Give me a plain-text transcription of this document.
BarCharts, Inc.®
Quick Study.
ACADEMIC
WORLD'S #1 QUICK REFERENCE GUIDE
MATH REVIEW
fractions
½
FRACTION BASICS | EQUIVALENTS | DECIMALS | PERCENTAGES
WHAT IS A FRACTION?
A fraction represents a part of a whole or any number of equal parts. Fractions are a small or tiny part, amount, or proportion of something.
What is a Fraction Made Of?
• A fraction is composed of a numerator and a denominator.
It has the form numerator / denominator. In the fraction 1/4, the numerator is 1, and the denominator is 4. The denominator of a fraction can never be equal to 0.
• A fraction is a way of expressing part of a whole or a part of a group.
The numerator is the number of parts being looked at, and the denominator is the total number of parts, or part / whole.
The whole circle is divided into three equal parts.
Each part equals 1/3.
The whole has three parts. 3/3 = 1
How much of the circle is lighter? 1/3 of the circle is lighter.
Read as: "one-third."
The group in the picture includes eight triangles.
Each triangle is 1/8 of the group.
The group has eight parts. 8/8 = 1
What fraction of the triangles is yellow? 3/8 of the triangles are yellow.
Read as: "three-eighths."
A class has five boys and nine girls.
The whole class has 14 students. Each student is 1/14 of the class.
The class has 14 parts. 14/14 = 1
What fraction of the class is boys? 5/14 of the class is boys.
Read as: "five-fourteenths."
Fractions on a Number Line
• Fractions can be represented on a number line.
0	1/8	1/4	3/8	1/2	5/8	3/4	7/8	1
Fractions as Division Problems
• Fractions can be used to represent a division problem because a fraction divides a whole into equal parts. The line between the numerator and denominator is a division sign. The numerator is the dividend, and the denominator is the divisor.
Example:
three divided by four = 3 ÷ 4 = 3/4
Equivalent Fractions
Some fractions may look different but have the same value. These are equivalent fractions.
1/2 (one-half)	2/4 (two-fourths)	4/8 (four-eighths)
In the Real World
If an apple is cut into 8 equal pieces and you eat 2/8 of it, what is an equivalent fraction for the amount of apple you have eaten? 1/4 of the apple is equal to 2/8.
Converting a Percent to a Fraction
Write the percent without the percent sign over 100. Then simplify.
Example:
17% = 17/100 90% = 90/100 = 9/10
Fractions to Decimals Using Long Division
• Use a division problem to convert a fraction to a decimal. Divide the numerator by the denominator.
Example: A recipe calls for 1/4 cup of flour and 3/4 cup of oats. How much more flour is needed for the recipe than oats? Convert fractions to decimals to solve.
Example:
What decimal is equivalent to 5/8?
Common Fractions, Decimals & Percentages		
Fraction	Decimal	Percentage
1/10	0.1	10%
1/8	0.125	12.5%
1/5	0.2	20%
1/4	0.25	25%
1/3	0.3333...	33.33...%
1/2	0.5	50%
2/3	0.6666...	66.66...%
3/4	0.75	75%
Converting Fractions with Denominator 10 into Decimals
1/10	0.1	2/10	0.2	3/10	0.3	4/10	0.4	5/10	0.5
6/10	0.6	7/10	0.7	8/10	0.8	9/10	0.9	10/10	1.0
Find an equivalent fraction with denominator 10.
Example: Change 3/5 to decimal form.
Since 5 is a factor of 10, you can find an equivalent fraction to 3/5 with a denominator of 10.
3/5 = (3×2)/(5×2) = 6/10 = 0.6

* Your goal:
Write out every record shown above, word for word.

* Response to the task:
Give me a plain-text transcription of this document.
BarCharts, Inc.®
Quick Study.
ACADEMIC
WORLD'S #1 QUICK REFERENCE GUIDE
MATH REVIEW
fractions
½
FRACTION BASICS | EQUIVALENTS | DECIMALS | PERCENTAGES
WHAT IS A FRACTION?
A fraction represents a part of a whole or any number of equal parts. Fractions are a small or tiny part, amount, or proportion of something.
What is a Fraction Made Of?
• A fraction is composed of a numerator and a denominator.
It has the form numerator / denominator. In the fraction 1/4, the numerator is 1, and the denominator is 4. The denominator of a fraction can never be equal to 0.
• A fraction is a way of expressing part of a whole or a part of a group.
The numerator is the number of parts being looked at, and the denominator is the total number of parts, or part / whole.
The whole circle is divided into three equal parts.
Each part equals 1/3.
The whole has three parts. 3/3 = 1
How much of the circle is lighter? 1/3 of the circle is lighter.
Read as: "one-third."
The group in the picture includes eight triangles.
Each triangle is 1/8 of the group.
The group has eight parts. 8/8 = 1
What fraction of the triangles is yellow? 3/8 of the triangles are yellow.
Read as: "three-eighths."
A class has five boys and nine girls.
The whole class has 14 students. Each student is 1/14 of the class.
The class has 14 parts. 14/14 = 1
What fraction of the class is boys? 5/14 of the class is boys.
Read as: "five-fourteenths."
Fractions on a Number Line
• Fractions can be represented on a number line.
0	1/8	1/4	3/8	1/2	5/8	3/4	7/8	1
Fractions as Division Problems
• Fractions can be used to represent a division problem because a fraction divides a whole into equal parts. The line between the numerator and denominator is a division sign. The numerator is the dividend, and the denominator is the divisor.
Example:
three divided by four = 3 ÷ 4 = 3/4
Equivalent Fractions
Some fractions may look different but have the same value. These are equivalent fractions.
1/2 (one-half)	2/4 (two-fourths)	4/8 (four-eighths)
In the Real World
If an apple is cut into 8 equal pieces and you eat 2/8 of it, what is an equivalent fraction for the amount of apple you have eaten? 1/4 of the apple is equal to 2/8.
Converting a Percent to a Fraction
Write the percent without the percent sign over 100. Then simplify.
Example:
17% = 17/100 90% = 90/100 = 9/10
Fractions to Decimals Using Long Division
• Use a division problem to convert a fraction to a decimal. Divide the numerator by the denominator.
Example: A recipe calls for 1/4 cup of flour and 3/4 cup of oats. How much more flour is needed for the recipe than oats? Convert fractions to decimals to solve.
Example:
What decimal is equivalent to 5/8?
Common Fractions, Decimals & Percentages		
Fraction	Decimal	Percentage
1/10	0.1	10%
1/8	0.125	12.5%
1/5	0.2	20%
1/4	0.25	25%
1/3	0.3333...	33.33...%
1/2	0.5	50%
2/3	0.6666...	66.66...%
3/4	0.75	75%
Converting Fractions with Denominator 10 into Decimals
1/10	0.1	2/10	0.2	3/10	0.3	4/10	0.4	5/10	0.5
6/10	0.6	7/10	0.7	8/10	0.8	9/10	0.9	10/10	1.0
Find an equivalent fraction with denominator 10.
Example: Change 3/5 to decimal form.
Since 5 is a factor of 10, you can find an equivalent fraction to 3/5 with a denominator of 10.
3/5 = (3×2)/(5×2) = 6/10 = 0.6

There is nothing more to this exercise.